:: Record set ::

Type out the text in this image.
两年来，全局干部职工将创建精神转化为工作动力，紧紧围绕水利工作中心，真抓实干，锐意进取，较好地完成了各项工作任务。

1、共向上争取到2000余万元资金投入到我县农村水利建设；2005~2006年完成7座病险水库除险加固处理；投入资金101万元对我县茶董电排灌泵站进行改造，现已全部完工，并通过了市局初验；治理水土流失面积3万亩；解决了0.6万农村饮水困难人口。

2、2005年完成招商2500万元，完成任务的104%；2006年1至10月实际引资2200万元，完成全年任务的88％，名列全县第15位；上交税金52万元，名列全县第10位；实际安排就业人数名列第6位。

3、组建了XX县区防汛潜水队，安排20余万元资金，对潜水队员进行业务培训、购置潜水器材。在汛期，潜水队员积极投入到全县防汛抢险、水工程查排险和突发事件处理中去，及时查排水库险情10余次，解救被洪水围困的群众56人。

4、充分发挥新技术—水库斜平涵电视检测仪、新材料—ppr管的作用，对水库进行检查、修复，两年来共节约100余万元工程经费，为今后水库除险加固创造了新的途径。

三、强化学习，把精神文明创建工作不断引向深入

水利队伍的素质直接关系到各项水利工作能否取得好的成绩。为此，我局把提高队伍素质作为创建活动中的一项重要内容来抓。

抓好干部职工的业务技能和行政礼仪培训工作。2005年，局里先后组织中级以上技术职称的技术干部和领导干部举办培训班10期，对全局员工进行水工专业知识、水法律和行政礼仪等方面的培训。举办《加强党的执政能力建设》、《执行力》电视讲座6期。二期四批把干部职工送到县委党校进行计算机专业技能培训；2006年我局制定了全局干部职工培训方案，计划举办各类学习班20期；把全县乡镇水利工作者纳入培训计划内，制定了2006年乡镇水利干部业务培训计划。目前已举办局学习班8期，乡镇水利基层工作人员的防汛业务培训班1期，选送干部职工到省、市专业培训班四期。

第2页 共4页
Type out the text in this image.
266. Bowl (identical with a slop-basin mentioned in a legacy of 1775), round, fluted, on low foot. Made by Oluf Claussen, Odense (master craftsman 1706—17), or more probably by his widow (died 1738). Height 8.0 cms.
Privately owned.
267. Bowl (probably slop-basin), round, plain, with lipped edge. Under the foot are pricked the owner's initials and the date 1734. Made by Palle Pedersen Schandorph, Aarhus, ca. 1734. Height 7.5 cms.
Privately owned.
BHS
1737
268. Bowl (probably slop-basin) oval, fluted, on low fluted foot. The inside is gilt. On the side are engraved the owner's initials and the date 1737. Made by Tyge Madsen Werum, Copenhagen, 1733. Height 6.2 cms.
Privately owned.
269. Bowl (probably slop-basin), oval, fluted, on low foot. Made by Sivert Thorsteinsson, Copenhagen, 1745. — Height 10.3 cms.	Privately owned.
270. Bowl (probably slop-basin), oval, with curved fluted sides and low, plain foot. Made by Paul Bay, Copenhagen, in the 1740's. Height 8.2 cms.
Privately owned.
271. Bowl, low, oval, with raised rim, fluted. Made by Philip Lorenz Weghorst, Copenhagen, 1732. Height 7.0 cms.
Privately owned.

:::

Stated exercise:
Copy out each record, keeping every word as it is.

Written answer:
Type out the text in this image.
两年来，全局干部职工将创建精神转化为工作动力，紧紧围绕水利工作中心，真抓实干，锐意进取，较好地完成了各项工作任务。

1、共向上争取到2000余万元资金投入到我县农村水利建设；2005~2006年完成7座病险水库除险加固处理；投入资金101万元对我县茶董电排灌泵站进行改造，现已全部完工，并通过了市局初验；治理水土流失面积3万亩；解决了0.6万农村饮水困难人口。

2、2005年完成招商2500万元，完成任务的104%；2006年1至10月实际引资2200万元，完成全年任务的88％，名列全县第15位；上交税金52万元，名列全县第10位；实际安排就业人数名列第6位。

3、组建了XX县区防汛潜水队，安排20余万元资金，对潜水队员进行业务培训、购置潜水器材。在汛期，潜水队员积极投入到全县防汛抢险、水工程查排险和突发事件处理中去，及时查排水库险情10余次，解救被洪水围困的群众56人。

4、充分发挥新技术—水库斜平涵电视检测仪、新材料—ppr管的作用，对水库进行检查、修复，两年来共节约100余万元工程经费，为今后水库除险加固创造了新的途径。

三、强化学习，把精神文明创建工作不断引向深入

水利队伍的素质直接关系到各项水利工作能否取得好的成绩。为此，我局把提高队伍素质作为创建活动中的一项重要内容来抓。

抓好干部职工的业务技能和行政礼仪培训工作。2005年，局里先后组织中级以上技术职称的技术干部和领导干部举办培训班10期，对全局员工进行水工专业知识、水法律和行政礼仪等方面的培训。举办《加强党的执政能力建设》、《执行力》电视讲座6期。二期四批把干部职工送到县委党校进行计算机专业技能培训；2006年我局制定了全局干部职工培训方案，计划举办各类学习班20期；把全县乡镇水利工作者纳入培训计划内，制定了2006年乡镇水利干部业务培训计划。目前已举办局学习班8期，乡镇水利基层工作人员的防汛业务培训班1期，选送干部职工到省、市专业培训班四期。

第2页 共4页
Type out the text in this image.
266. Bowl (identical with a slop-basin mentioned in a legacy of 1775), round, fluted, on low foot. Made by Oluf Claussen, Odense (master craftsman 1706—17), or more probably by his widow (died 1738). Height 8.0 cms.
Privately owned.
267. Bowl (probably slop-basin), round, plain, with lipped edge. Under the foot are pricked the owner's initials and the date 1734. Made by Palle Pedersen Schandorph, Aarhus, ca. 1734. Height 7.5 cms.
Privately owned.
BHS
1737
268. Bowl (probably slop-basin) oval, fluted, on low fluted foot. The inside is gilt. On the side are engraved the owner's initials and the date 1737. Made by Tyge Madsen Werum, Copenhagen, 1733. Height 6.2 cms.
Privately owned.
269. Bowl (probably slop-basin), oval, fluted, on low foot. Made by Sivert Thorsteinsson, Copenhagen, 1745. — Height 10.3 cms.	Privately owned.
270. Bowl (probably slop-basin), oval, with curved fluted sides and low, plain foot. Made by Paul Bay, Copenhagen, in the 1740's. Height 8.2 cms.
Privately owned.
271. Bowl, low, oval, with raised rim, fluted. Made by Philip Lorenz Weghorst, Copenhagen, 1732. Height 7.0 cms.
Privately owned.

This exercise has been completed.